- [STATED PROBLEM]: Return all lines from the listing below in which the string "text" occurs.

- [SUPPLIED RECORDS]:
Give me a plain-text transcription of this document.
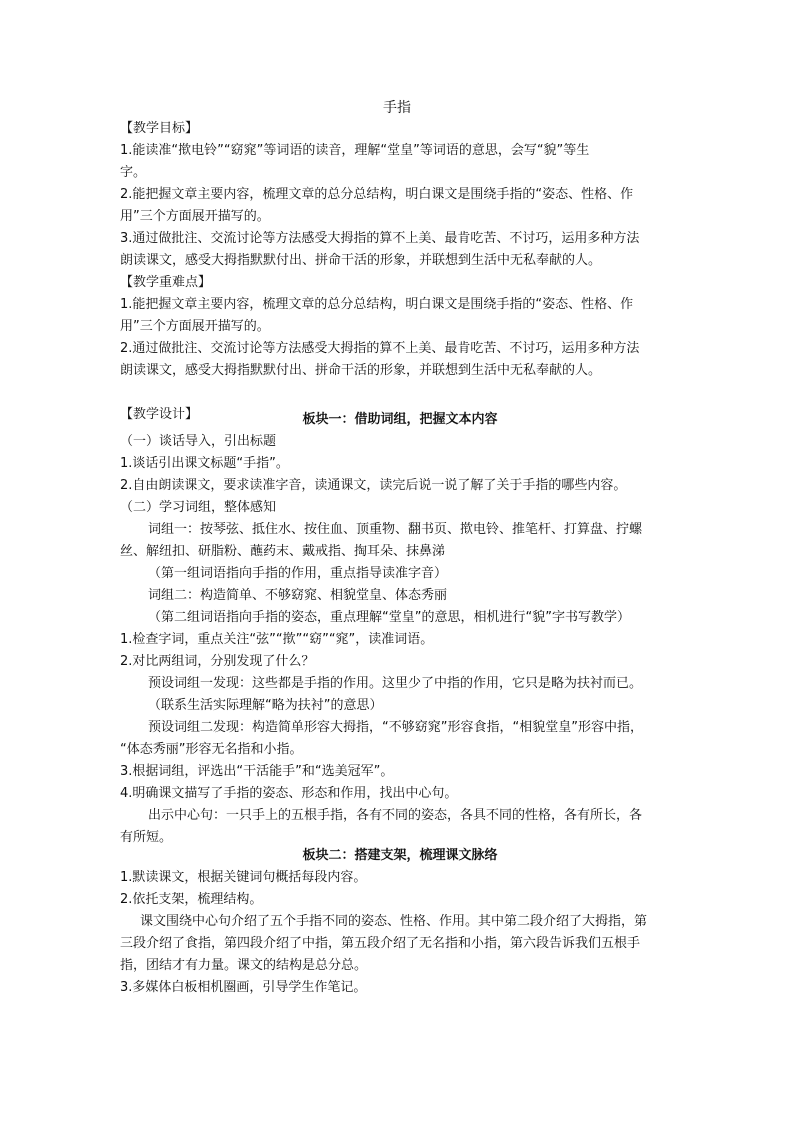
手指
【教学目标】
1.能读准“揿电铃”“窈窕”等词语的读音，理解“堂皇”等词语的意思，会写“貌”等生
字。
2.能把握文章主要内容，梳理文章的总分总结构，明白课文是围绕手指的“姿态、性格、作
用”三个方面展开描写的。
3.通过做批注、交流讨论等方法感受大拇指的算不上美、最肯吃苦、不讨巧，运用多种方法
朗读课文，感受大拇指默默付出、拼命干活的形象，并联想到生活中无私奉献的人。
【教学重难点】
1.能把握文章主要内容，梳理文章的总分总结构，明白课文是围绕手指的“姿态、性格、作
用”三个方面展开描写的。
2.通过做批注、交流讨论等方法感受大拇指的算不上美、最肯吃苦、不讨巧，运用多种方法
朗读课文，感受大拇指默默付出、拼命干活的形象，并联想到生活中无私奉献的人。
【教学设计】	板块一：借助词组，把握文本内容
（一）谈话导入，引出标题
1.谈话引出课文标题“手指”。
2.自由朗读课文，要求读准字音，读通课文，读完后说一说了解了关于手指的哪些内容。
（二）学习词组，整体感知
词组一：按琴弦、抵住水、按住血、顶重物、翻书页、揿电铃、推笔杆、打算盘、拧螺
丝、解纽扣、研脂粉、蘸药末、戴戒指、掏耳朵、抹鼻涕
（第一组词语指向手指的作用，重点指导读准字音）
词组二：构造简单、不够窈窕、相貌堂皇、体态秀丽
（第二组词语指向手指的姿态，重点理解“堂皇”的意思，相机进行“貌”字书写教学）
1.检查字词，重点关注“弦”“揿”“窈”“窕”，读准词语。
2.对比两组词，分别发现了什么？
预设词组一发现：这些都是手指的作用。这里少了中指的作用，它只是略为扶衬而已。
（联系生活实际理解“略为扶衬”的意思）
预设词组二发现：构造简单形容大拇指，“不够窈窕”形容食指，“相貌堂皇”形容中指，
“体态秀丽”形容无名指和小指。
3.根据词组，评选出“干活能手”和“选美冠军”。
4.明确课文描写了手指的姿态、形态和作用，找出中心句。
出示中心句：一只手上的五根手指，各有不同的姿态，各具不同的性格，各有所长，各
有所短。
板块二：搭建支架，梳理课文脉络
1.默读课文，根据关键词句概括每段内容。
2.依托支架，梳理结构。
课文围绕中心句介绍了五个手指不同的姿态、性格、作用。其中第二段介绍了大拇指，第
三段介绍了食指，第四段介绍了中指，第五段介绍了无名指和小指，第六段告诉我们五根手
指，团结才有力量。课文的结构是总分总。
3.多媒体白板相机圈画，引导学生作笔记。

...

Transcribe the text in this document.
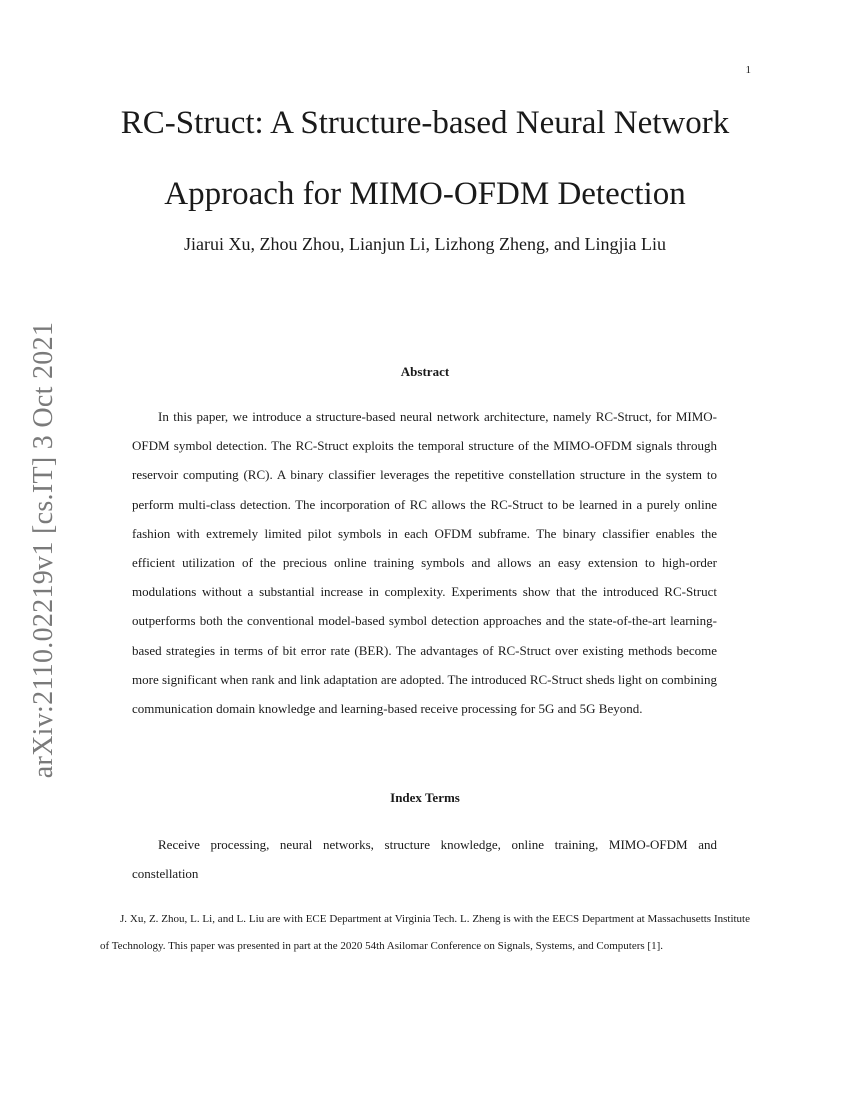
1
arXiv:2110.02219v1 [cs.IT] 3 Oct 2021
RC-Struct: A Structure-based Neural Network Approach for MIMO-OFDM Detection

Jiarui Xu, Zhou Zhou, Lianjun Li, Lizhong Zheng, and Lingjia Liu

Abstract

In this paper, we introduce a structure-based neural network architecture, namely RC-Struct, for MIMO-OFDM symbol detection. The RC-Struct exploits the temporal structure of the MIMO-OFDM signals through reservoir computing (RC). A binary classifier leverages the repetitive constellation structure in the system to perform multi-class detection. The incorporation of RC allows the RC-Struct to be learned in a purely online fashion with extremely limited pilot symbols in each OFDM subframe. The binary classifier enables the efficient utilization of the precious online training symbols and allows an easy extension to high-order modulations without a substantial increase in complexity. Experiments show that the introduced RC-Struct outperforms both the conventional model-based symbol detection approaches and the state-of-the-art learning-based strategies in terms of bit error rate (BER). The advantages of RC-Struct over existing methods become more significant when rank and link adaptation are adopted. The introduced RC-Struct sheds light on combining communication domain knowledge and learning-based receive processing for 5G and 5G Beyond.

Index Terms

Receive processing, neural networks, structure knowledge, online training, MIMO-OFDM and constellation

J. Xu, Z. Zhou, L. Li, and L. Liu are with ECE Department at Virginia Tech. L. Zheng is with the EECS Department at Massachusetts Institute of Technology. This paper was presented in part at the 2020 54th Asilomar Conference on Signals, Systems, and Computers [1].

- [TASK OUTPUT]:
Give me a plain-text transcription of this document.
Transcribe the text in this document.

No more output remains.